## AIM
Count the lines containing "this". Give the number alone.

## EXERCISE MATERIALS
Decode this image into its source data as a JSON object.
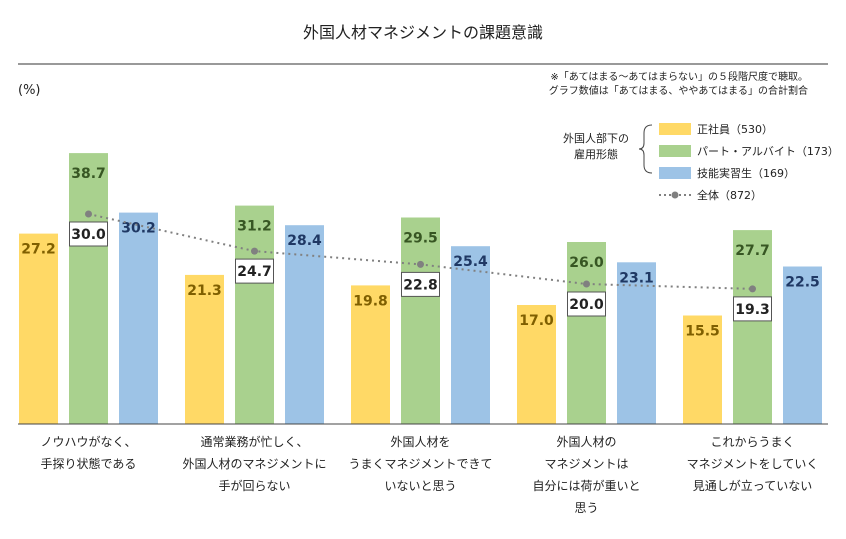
{
  "chart_data": {
    "type": "bar",
    "title": "外国人材マネジメントの課題意識",
    "notes": [
      "※「あてはまる～あてはまらない」の５段階尺度で聴取。",
      "グラフ数値は「あてはまる、ややあてはまる」の合計割合"
    ],
    "unit_label": "(%)",
    "legend_group_label": [
      "外国人部下の",
      "雇用形態"
    ],
    "categories": [
      [
        "ノウハウがなく、",
        "手探り状態である"
      ],
      [
        "通常業務が忙しく、",
        "外国人材のマネジメントに",
        "手が回らない"
      ],
      [
        "外国人材を",
        "うまくマネジメントできて",
        "いないと思う"
      ],
      [
        "外国人材の",
        "マネジメントは",
        "自分には荷が重いと",
        "思う"
      ],
      [
        "これからうまく",
        "マネジメントをしていく",
        "見通しが立っていない"
      ]
    ],
    "series": [
      {
        "name": "正社員（530）",
        "color": "#ffd966",
        "label_color": "#7f5f00",
        "values": [
          27.2,
          21.3,
          19.8,
          17.0,
          15.5
        ]
      },
      {
        "name": "パート・アルバイト（173）",
        "color": "#a9d18e",
        "label_color": "#375623",
        "values": [
          38.7,
          31.2,
          29.5,
          26.0,
          27.7
        ]
      },
      {
        "name": "技能実習生（169）",
        "color": "#9dc3e6",
        "label_color": "#1f3864",
        "values": [
          30.2,
          28.4,
          25.4,
          23.1,
          22.5
        ]
      }
    ],
    "total_line": {
      "name": "全体（872）",
      "color": "#808080",
      "label_color": "#222222",
      "values": [
        30.0,
        24.7,
        22.8,
        20.0,
        19.3
      ]
    },
    "ylim": [
      0,
      50
    ]
  }
}
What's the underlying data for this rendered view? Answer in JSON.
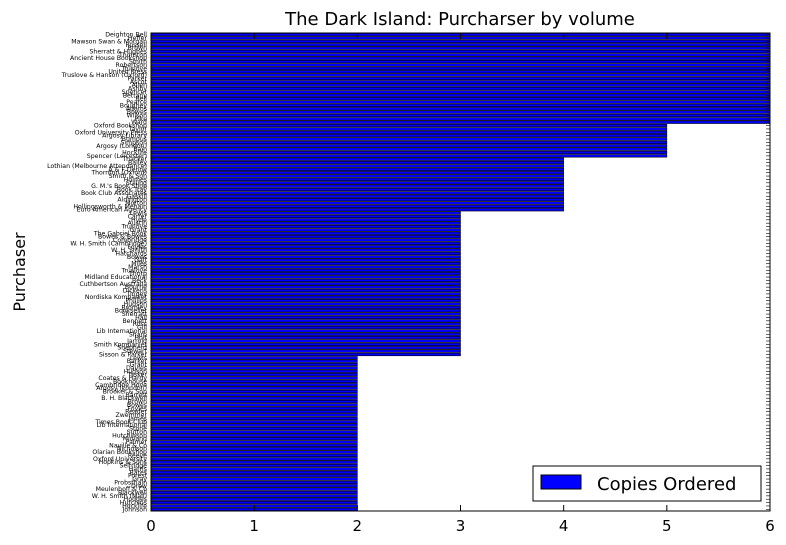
{
  "chart_data": {
    "type": "bar",
    "orientation": "horizontal",
    "title": "The Dark Island: Purcharser by volume",
    "ylabel": "Purchaser",
    "xlabel": "",
    "xlim": [
      0,
      6
    ],
    "xticks": [
      "0",
      "1",
      "2",
      "3",
      "4",
      "5",
      "6"
    ],
    "grid": false,
    "legend": {
      "position": "bottom-right",
      "label": "Copies Ordered"
    },
    "colors": {
      "bar": "#0000ff",
      "bar_edge": "#000000",
      "axes": "#000000"
    },
    "groups": [
      {
        "value": 6,
        "purchasers": [
          "Deighton Bell",
          "Heffer",
          "Mawson Swan & Morgan",
          "Russell",
          "Brown",
          "Sherratt & Hughes",
          "Thornton",
          "Ancient House Bookshop",
          "Smith",
          "Robertson",
          "Truslove",
          "United Press",
          "Truslove & Hanson (Oxford)",
          "Parker",
          "Ascot",
          "Allen",
          "Ashby",
          "Spencer",
          "Bettany",
          "Bell",
          "Pearce",
          "Boughey",
          "Adams",
          "Bowes",
          "Wilson",
          "Pike",
          "Ward"
        ]
      },
      {
        "value": 5,
        "purchasers": [
          "Oxford Bookshop",
          "Taylor",
          "Oxford University Press",
          "Argosy Library",
          "Bumpus",
          "Simpson",
          "Argosy (London)",
          "Bain",
          "Hocklife",
          "Spencer (Leicester)"
        ]
      },
      {
        "value": 4,
        "purchasers": [
          "Thacker",
          "Bailey",
          "Lothian (Melbourne Attendance)",
          "A & F Denny",
          "Thornton (Oxford)",
          "Smith & Son",
          "Holmes",
          "Stilling",
          "G. M.'s Book Shop",
          "Book Tray",
          "Book Club Associates",
          "Gaskill",
          "Aldington",
          "Morton",
          "Hollingsworth & Mehain",
          "Euro American Agency"
        ]
      },
      {
        "value": 3,
        "purchasers": [
          "Lewis",
          "Carter",
          "Hyde",
          "Austin",
          "Truslove",
          "Grant",
          "The Gabriel Book",
          "Bowes & Bowes",
          "Combridge",
          "W. H. Smith (Cambridge)",
          "Foyles",
          "W. H. Smith",
          "Hatchards",
          "Bowes",
          "Galt",
          "Miles",
          "Marsh",
          "Truslove",
          "Thorp",
          "Midland Educational",
          "Beck",
          "Cuthbertson Australia",
          "Bourne",
          "Dickens",
          "Tingey",
          "Nordiska Kompaniet",
          "Phillips",
          "Hudson",
          "Bromley",
          "Bookseller",
          "Sherratt",
          "Hall",
          "Bennett",
          "Ross",
          "Gill",
          "Lib International",
          "Sharp",
          "Holt",
          "Jarrold",
          "Smith Kompaniet",
          "Shepherd",
          "Stewart",
          "Sisson & Parker"
        ]
      },
      {
        "value": 2,
        "purchasers": [
          "Lewis",
          "Barker",
          "Grant",
          "Davies",
          "Hudson",
          "Tasker",
          "Coates & Hardy",
          "Bookhouse",
          "Cambridge Hove",
          "Argosy (London)",
          "Brooker & Son",
          "Barrett",
          "B. H. Blackwell",
          "Brown",
          "Bowes",
          "Foyles",
          "Reader",
          "Zwemmer",
          "James",
          "Times Book Club",
          "Lib International",
          "Stone",
          "Sutton",
          "Hutchinson",
          "Midland",
          "Palmer",
          "Naville & Co",
          "Nicholson",
          "Olarian Bookshop",
          "Reeve",
          "Oxford University",
          "Hopkins & Sons",
          "Selfridge",
          "Harris",
          "Bates",
          "Forest",
          "Gray",
          "Probsthain",
          "Drew",
          "Meulenhoff & Co",
          "Blackwell",
          "W. H. Smith (Mall)",
          "Hodges",
          "Hutchins",
          "Hocklife",
          "Johnson"
        ]
      }
    ]
  }
}
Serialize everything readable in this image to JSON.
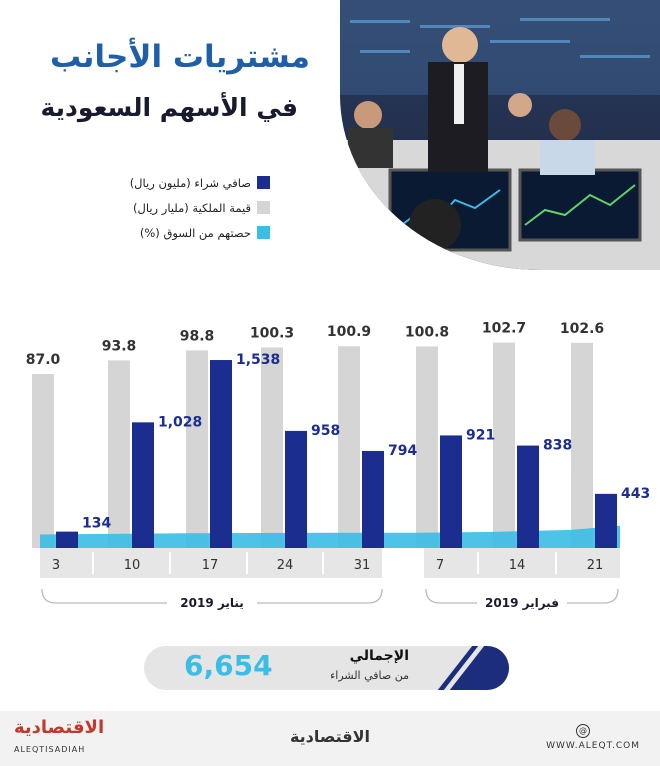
{
  "title": "مشتريات الأجانب",
  "subtitle": "في الأسهم السعودية",
  "legend": [
    {
      "label": "صافي شراء (مليون ريال)",
      "color": "#1b2d8f"
    },
    {
      "label": "قيمة الملكية (مليار ريال)",
      "color": "#d5d5d5"
    },
    {
      "label": "حصتهم من السوق   (%)",
      "color": "#3bbde6"
    }
  ],
  "chart_data": {
    "type": "bar",
    "categories": [
      "3",
      "10",
      "17",
      "24",
      "31",
      "7",
      "14",
      "21"
    ],
    "groups": [
      {
        "label": "يناير 2019",
        "categories": [
          "3",
          "10",
          "17",
          "24",
          "31"
        ]
      },
      {
        "label": "فبراير 2019",
        "categories": [
          "7",
          "14",
          "21"
        ]
      }
    ],
    "series": [
      {
        "name": "قيمة الملكية (مليار ريال)",
        "values": [
          87.0,
          93.8,
          98.8,
          100.3,
          100.9,
          100.8,
          102.7,
          102.6
        ],
        "labels": [
          "87.0",
          "93.8",
          "98.8",
          "100.3",
          "100.9",
          "100.8",
          "102.7",
          "102.6"
        ]
      },
      {
        "name": "صافي شراء (مليون ريال)",
        "values": [
          134,
          1028,
          1538,
          958,
          794,
          921,
          838,
          443
        ],
        "labels": [
          "134",
          "1,028",
          "1,538",
          "958",
          "794",
          "921",
          "838",
          "443"
        ]
      },
      {
        "name": "حصتهم من السوق (%)",
        "values": [
          4.3,
          4.6,
          4.9,
          5.0,
          5.1,
          5.1,
          5.5,
          6.4
        ]
      }
    ],
    "ylim_ownership": [
      0,
      110
    ],
    "ylim_net": [
      0,
      1800
    ]
  },
  "total": {
    "label": "الإجمالي",
    "sublabel": "من صافي الشراء",
    "value": "6,654"
  },
  "footer": {
    "brand_left": "الاقتصادية",
    "brand_left_sub": "ALEQTISADIAH",
    "brand_center": "الاقتصادية",
    "url": "WWW.ALEQT.COM"
  },
  "colors": {
    "navy": "#1b2d8f",
    "gray": "#d5d5d5",
    "cyan": "#3bbde6",
    "title_blue": "#1f5fa8"
  }
}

## EXERCISE SOLUTION
3